_Stated goal_
Copy all of the material word for word, except for the pictures.

_Records_
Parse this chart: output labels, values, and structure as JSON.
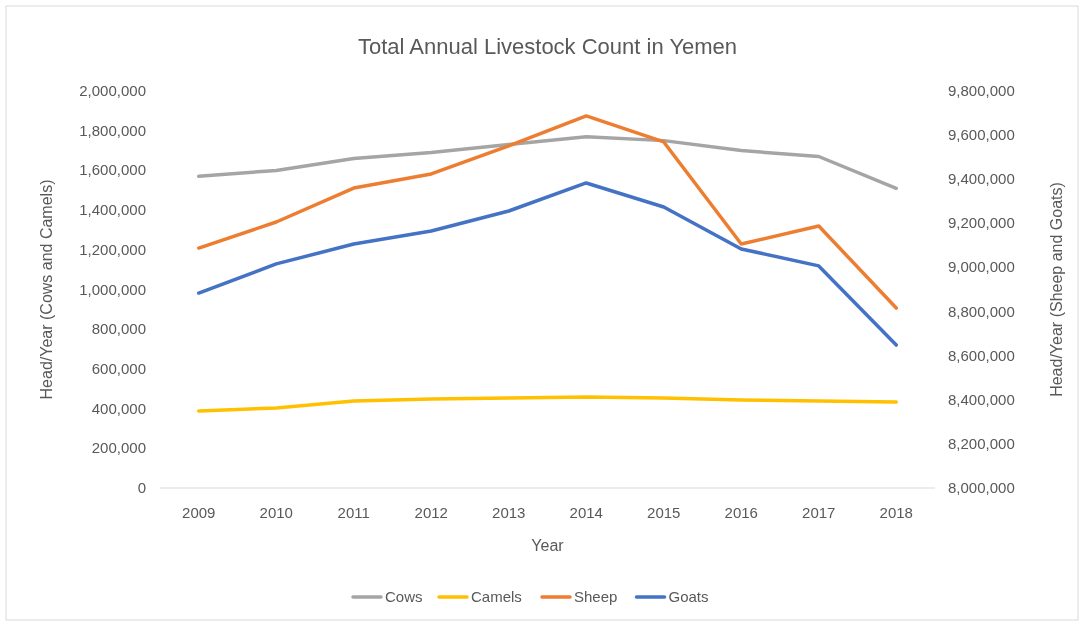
{
  "chart_data": {
    "type": "line",
    "title": "Total Annual Livestock Count in Yemen",
    "xlabel": "Year",
    "ylabel": "Head/Year (Cows and Camels)",
    "y2label": "Head/Year (Sheep and Goats)",
    "categories": [
      "2009",
      "2010",
      "2011",
      "2012",
      "2013",
      "2014",
      "2015",
      "2016",
      "2017",
      "2018"
    ],
    "ylim": [
      0,
      2000000
    ],
    "yticks": [
      {
        "value": 0,
        "label": "0"
      },
      {
        "value": 200000,
        "label": "200,000"
      },
      {
        "value": 400000,
        "label": "400,000"
      },
      {
        "value": 600000,
        "label": "600,000"
      },
      {
        "value": 800000,
        "label": "800,000"
      },
      {
        "value": 1000000,
        "label": "1,000,000"
      },
      {
        "value": 1200000,
        "label": "1,200,000"
      },
      {
        "value": 1400000,
        "label": "1,400,000"
      },
      {
        "value": 1600000,
        "label": "1,600,000"
      },
      {
        "value": 1800000,
        "label": "1,800,000"
      },
      {
        "value": 2000000,
        "label": "2,000,000"
      }
    ],
    "y2lim": [
      8000000,
      9800000
    ],
    "y2ticks": [
      {
        "value": 8000000,
        "label": "8,000,000"
      },
      {
        "value": 8200000,
        "label": "8,200,000"
      },
      {
        "value": 8400000,
        "label": "8,400,000"
      },
      {
        "value": 8600000,
        "label": "8,600,000"
      },
      {
        "value": 8800000,
        "label": "8,800,000"
      },
      {
        "value": 9000000,
        "label": "9,000,000"
      },
      {
        "value": 9200000,
        "label": "9,200,000"
      },
      {
        "value": 9400000,
        "label": "9,400,000"
      },
      {
        "value": 9600000,
        "label": "9,600,000"
      },
      {
        "value": 9800000,
        "label": "9,800,000"
      }
    ],
    "series": [
      {
        "name": "Cows",
        "color": "#a5a5a5",
        "values": [
          1570000,
          1600000,
          1660000,
          1690000,
          1730000,
          1770000,
          1750000,
          1700000,
          1670000,
          1510000
        ]
      },
      {
        "name": "Camels",
        "color": "#ffc000",
        "values": [
          388000,
          403000,
          438000,
          448000,
          453000,
          458000,
          453000,
          443000,
          438000,
          433000
        ]
      },
      {
        "name": "Sheep",
        "color": "#ed7d31",
        "axis": "y2",
        "values": [
          9088000,
          9206000,
          9360000,
          9424000,
          9551000,
          9687000,
          9569000,
          9106000,
          9188000,
          8816000
        ]
      },
      {
        "name": "Goats",
        "color": "#4472c4",
        "axis": "y2",
        "values": [
          8884000,
          9016000,
          9106000,
          9165000,
          9256000,
          9383000,
          9274000,
          9084000,
          9007000,
          8648000
        ]
      }
    ],
    "legend": "bottom",
    "grid": false,
    "marker": "none",
    "line_style": "solid"
  }
}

_Written solution_
Parse this chart: output labels, values, and structure as JSON.
{
  "chart_data": {
    "type": "line",
    "title": "Total Annual Livestock Count in Yemen",
    "xlabel": "Year",
    "ylabel": "Head/Year (Cows and Camels)",
    "y2label": "Head/Year (Sheep and Goats)",
    "categories": [
      "2009",
      "2010",
      "2011",
      "2012",
      "2013",
      "2014",
      "2015",
      "2016",
      "2017",
      "2018"
    ],
    "ylim": [
      0,
      2000000
    ],
    "yticks": [
      {
        "value": 0,
        "label": "0"
      },
      {
        "value": 200000,
        "label": "200,000"
      },
      {
        "value": 400000,
        "label": "400,000"
      },
      {
        "value": 600000,
        "label": "600,000"
      },
      {
        "value": 800000,
        "label": "800,000"
      },
      {
        "value": 1000000,
        "label": "1,000,000"
      },
      {
        "value": 1200000,
        "label": "1,200,000"
      },
      {
        "value": 1400000,
        "label": "1,400,000"
      },
      {
        "value": 1600000,
        "label": "1,600,000"
      },
      {
        "value": 1800000,
        "label": "1,800,000"
      },
      {
        "value": 2000000,
        "label": "2,000,000"
      }
    ],
    "y2lim": [
      8000000,
      9800000
    ],
    "y2ticks": [
      {
        "value": 8000000,
        "label": "8,000,000"
      },
      {
        "value": 8200000,
        "label": "8,200,000"
      },
      {
        "value": 8400000,
        "label": "8,400,000"
      },
      {
        "value": 8600000,
        "label": "8,600,000"
      },
      {
        "value": 8800000,
        "label": "8,800,000"
      },
      {
        "value": 9000000,
        "label": "9,000,000"
      },
      {
        "value": 9200000,
        "label": "9,200,000"
      },
      {
        "value": 9400000,
        "label": "9,400,000"
      },
      {
        "value": 9600000,
        "label": "9,600,000"
      },
      {
        "value": 9800000,
        "label": "9,800,000"
      }
    ],
    "series": [
      {
        "name": "Cows",
        "color": "#a5a5a5",
        "values": [
          1570000,
          1600000,
          1660000,
          1690000,
          1730000,
          1770000,
          1750000,
          1700000,
          1670000,
          1510000
        ]
      },
      {
        "name": "Camels",
        "color": "#ffc000",
        "values": [
          388000,
          403000,
          438000,
          448000,
          453000,
          458000,
          453000,
          443000,
          438000,
          433000
        ]
      },
      {
        "name": "Sheep",
        "color": "#ed7d31",
        "axis": "y2",
        "values": [
          9088000,
          9206000,
          9360000,
          9424000,
          9551000,
          9687000,
          9569000,
          9106000,
          9188000,
          8816000
        ]
      },
      {
        "name": "Goats",
        "color": "#4472c4",
        "axis": "y2",
        "values": [
          8884000,
          9016000,
          9106000,
          9165000,
          9256000,
          9383000,
          9274000,
          9084000,
          9007000,
          8648000
        ]
      }
    ],
    "legend": "bottom",
    "grid": false,
    "marker": "none",
    "line_style": "solid"
  }
}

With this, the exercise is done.